ENTRIES —
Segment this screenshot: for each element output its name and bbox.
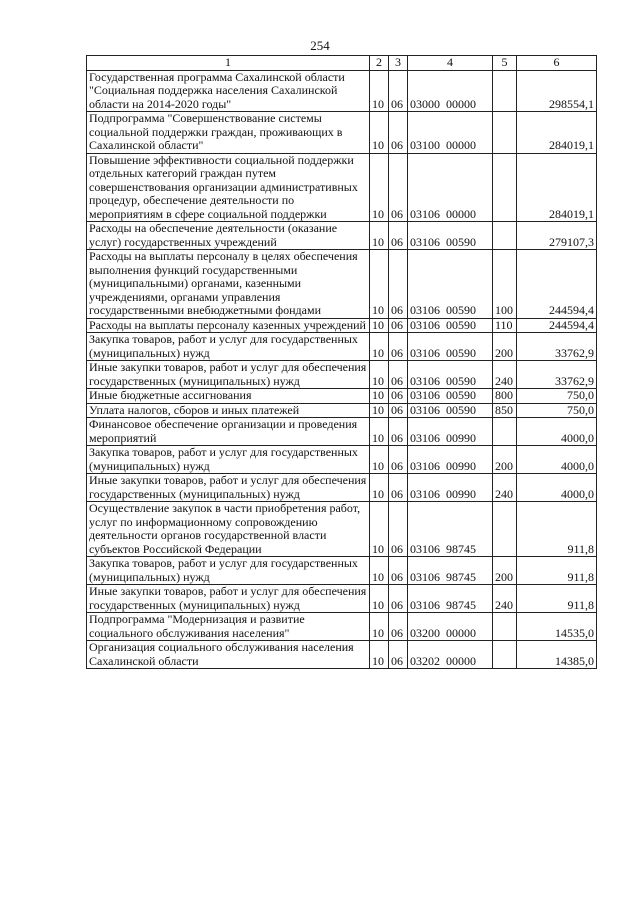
table-row <box>87 557 597 585</box>
row-section-cell: 10 <box>370 585 389 613</box>
table-row <box>87 502 597 557</box>
table-row <box>87 361 597 389</box>
row-subsection-cell: 06 <box>389 418 408 446</box>
row-name-cell: Иные закупки товаров, работ и услуг для обеспечения государственных (муниципальных) нужд <box>87 474 370 502</box>
row-name-cell: Закупка товаров, работ и услуг для государственных (муниципальных) нужд <box>87 557 370 585</box>
row-name-cell: Иные закупки товаров, работ и услуг для обеспечения государственных (муниципальных) нужд <box>87 585 370 613</box>
row-name-cell: Иные бюджетные ассигнования <box>87 389 370 404</box>
row-expense-type-cell <box>493 70 517 112</box>
row-target-article-cell: 03106 98745 <box>408 585 493 613</box>
row-name-cell: Осуществление закупок в части приобретения работ, услуг по информационному сопровождению деятельности органов государственной власти субъектов Российской Федерации <box>87 502 370 557</box>
row-expense-type-cell: 240 <box>493 474 517 502</box>
row-target-article-cell: 03200 00000 <box>408 613 493 641</box>
row-target-article-cell: 03106 00590 <box>408 222 493 250</box>
row-name-cell: Расходы на выплаты персоналу в целях обеспечения выполнения функций государственными (муниципальными) органами, казенными учреждениями, органами управления государственными внебюджетными фондами <box>87 250 370 319</box>
table-row <box>87 250 597 319</box>
row-section-cell: 10 <box>370 474 389 502</box>
row-section-cell: 10 <box>370 318 389 333</box>
table-row <box>87 222 597 250</box>
row-section-cell: 10 <box>370 418 389 446</box>
row-subsection-cell: 06 <box>389 389 408 404</box>
row-subsection-cell: 06 <box>389 502 408 557</box>
table-row <box>87 641 597 669</box>
row-subsection-cell: 06 <box>389 112 408 154</box>
row-subsection-cell: 06 <box>389 318 408 333</box>
row-amount-cell: 14385,0 <box>517 641 597 669</box>
row-expense-type-cell <box>493 641 517 669</box>
row-section-cell: 10 <box>370 222 389 250</box>
row-subsection-cell: 06 <box>389 361 408 389</box>
row-section-cell: 10 <box>370 70 389 112</box>
row-subsection-cell: 06 <box>389 613 408 641</box>
row-target-article-cell: 03106 00590 <box>408 361 493 389</box>
row-amount-cell: 4000,0 <box>517 418 597 446</box>
row-name-cell: Уплата налогов, сборов и иных платежей <box>87 403 370 418</box>
budget-table <box>86 55 597 669</box>
row-subsection-cell: 06 <box>389 250 408 319</box>
table-row <box>87 446 597 474</box>
row-expense-type-cell: 800 <box>493 389 517 404</box>
row-section-cell: 10 <box>370 557 389 585</box>
row-expense-type-cell <box>493 613 517 641</box>
table-row <box>87 112 597 154</box>
row-target-article-cell: 03106 00990 <box>408 474 493 502</box>
row-section-cell: 10 <box>370 153 389 222</box>
row-subsection-cell: 06 <box>389 153 408 222</box>
row-name-cell: Подпрограмма "Совершенствование системы социальной поддержки граждан, проживающих в Сахалинской области" <box>87 112 370 154</box>
row-expense-type-cell: 850 <box>493 403 517 418</box>
row-target-article-cell: 03106 00990 <box>408 418 493 446</box>
row-subsection-cell: 06 <box>389 403 408 418</box>
row-subsection-cell: 06 <box>389 70 408 112</box>
row-target-article-cell: 03106 00590 <box>408 403 493 418</box>
row-target-article-cell: 03100 00000 <box>408 112 493 154</box>
table-row <box>87 333 597 361</box>
row-target-article-cell: 03106 00590 <box>408 250 493 319</box>
row-amount-cell: 298554,1 <box>517 70 597 112</box>
row-expense-type-cell <box>493 222 517 250</box>
row-name-cell: Расходы на выплаты персоналу казенных учреждений <box>87 318 370 333</box>
row-expense-type-cell: 200 <box>493 446 517 474</box>
row-expense-type-cell: 240 <box>493 585 517 613</box>
row-name-cell: Государственная программа Сахалинской области "Социальная поддержка населения Сахалинской области на 2014-2020 годы" <box>87 70 370 112</box>
column-header: 1 <box>87 56 370 71</box>
row-expense-type-cell <box>493 418 517 446</box>
page-number: 254 <box>310 38 330 53</box>
row-subsection-cell: 06 <box>389 557 408 585</box>
column-header: 5 <box>493 56 517 71</box>
row-amount-cell: 14535,0 <box>517 613 597 641</box>
row-name-cell: Закупка товаров, работ и услуг для государственных (муниципальных) нужд <box>87 446 370 474</box>
row-amount-cell: 750,0 <box>517 403 597 418</box>
row-amount-cell: 33762,9 <box>517 333 597 361</box>
row-subsection-cell: 06 <box>389 474 408 502</box>
row-name-cell: Финансовое обеспечение организации и проведения мероприятий <box>87 418 370 446</box>
row-target-article-cell: 03202 00000 <box>408 641 493 669</box>
row-amount-cell: 244594,4 <box>517 318 597 333</box>
row-subsection-cell: 06 <box>389 333 408 361</box>
column-header: 2 <box>370 56 389 71</box>
row-target-article-cell: 03106 00590 <box>408 333 493 361</box>
row-target-article-cell: 03106 00590 <box>408 389 493 404</box>
row-expense-type-cell: 200 <box>493 333 517 361</box>
table-row <box>87 403 597 418</box>
row-amount-cell: 33762,9 <box>517 361 597 389</box>
row-section-cell: 10 <box>370 333 389 361</box>
row-target-article-cell: 03106 98745 <box>408 557 493 585</box>
row-amount-cell: 750,0 <box>517 389 597 404</box>
table-header-row <box>87 56 597 71</box>
table-row <box>87 585 597 613</box>
row-expense-type-cell: 240 <box>493 361 517 389</box>
table-row <box>87 318 597 333</box>
row-name-cell: Повышение эффективности социальной поддержки отдельных категорий граждан путем совершенствования организации административных процедур, обеспечение деятельности по мероприятиям в сфере социальной поддержки <box>87 153 370 222</box>
row-name-cell: Подпрограмма "Модернизация и развитие социального обслуживания населения" <box>87 613 370 641</box>
row-name-cell: Организация социального обслуживания населения Сахалинской области <box>87 641 370 669</box>
row-section-cell: 10 <box>370 613 389 641</box>
row-section-cell: 10 <box>370 112 389 154</box>
row-target-article-cell: 03106 00990 <box>408 446 493 474</box>
row-amount-cell: 911,8 <box>517 502 597 557</box>
row-target-article-cell: 03000 00000 <box>408 70 493 112</box>
row-subsection-cell: 06 <box>389 222 408 250</box>
row-name-cell: Расходы на обеспечение деятельности (оказание услуг) государственных учреждений <box>87 222 370 250</box>
row-subsection-cell: 06 <box>389 446 408 474</box>
row-expense-type-cell <box>493 112 517 154</box>
column-header: 4 <box>408 56 493 71</box>
row-section-cell: 10 <box>370 641 389 669</box>
table-row <box>87 418 597 446</box>
row-section-cell: 10 <box>370 250 389 319</box>
row-target-article-cell: 03106 00590 <box>408 318 493 333</box>
row-section-cell: 10 <box>370 502 389 557</box>
row-expense-type-cell <box>493 502 517 557</box>
row-section-cell: 10 <box>370 403 389 418</box>
row-section-cell: 10 <box>370 361 389 389</box>
row-expense-type-cell: 200 <box>493 557 517 585</box>
row-amount-cell: 244594,4 <box>517 250 597 319</box>
row-amount-cell: 279107,3 <box>517 222 597 250</box>
table-row <box>87 70 597 112</box>
row-amount-cell: 911,8 <box>517 557 597 585</box>
table-row <box>87 474 597 502</box>
table-row <box>87 153 597 222</box>
row-expense-type-cell: 100 <box>493 250 517 319</box>
row-name-cell: Иные закупки товаров, работ и услуг для обеспечения государственных (муниципальных) нужд <box>87 361 370 389</box>
row-expense-type-cell: 110 <box>493 318 517 333</box>
row-amount-cell: 284019,1 <box>517 112 597 154</box>
row-subsection-cell: 06 <box>389 641 408 669</box>
row-expense-type-cell <box>493 153 517 222</box>
table-row <box>87 613 597 641</box>
row-subsection-cell: 06 <box>389 585 408 613</box>
column-header: 6 <box>517 56 597 71</box>
table-body <box>87 70 597 669</box>
row-amount-cell: 4000,0 <box>517 474 597 502</box>
row-target-article-cell: 03106 00000 <box>408 153 493 222</box>
row-name-cell: Закупка товаров, работ и услуг для государственных (муниципальных) нужд <box>87 333 370 361</box>
column-header: 3 <box>389 56 408 71</box>
row-amount-cell: 284019,1 <box>517 153 597 222</box>
row-target-article-cell: 03106 98745 <box>408 502 493 557</box>
row-amount-cell: 4000,0 <box>517 446 597 474</box>
row-section-cell: 10 <box>370 446 389 474</box>
row-amount-cell: 911,8 <box>517 585 597 613</box>
row-section-cell: 10 <box>370 389 389 404</box>
table-row <box>87 389 597 404</box>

REQUIRED TASK — Reproduce verbatim the lines of the records that begin with the line containing "table-row <box>87 557 597 585</box>" and continue through the line containing "row-subsection-cell: 06 <box>389 418", including both of those lines.

ANSWER FOR THIS EXERCISE —
table-row <box>87 557 597 585</box>
row-section-cell: 10 <box>370 585 389 613</box>
table-row <box>87 502 597 557</box>
table-row <box>87 361 597 389</box>
row-subsection-cell: 06 <box>389 418 408 446</box>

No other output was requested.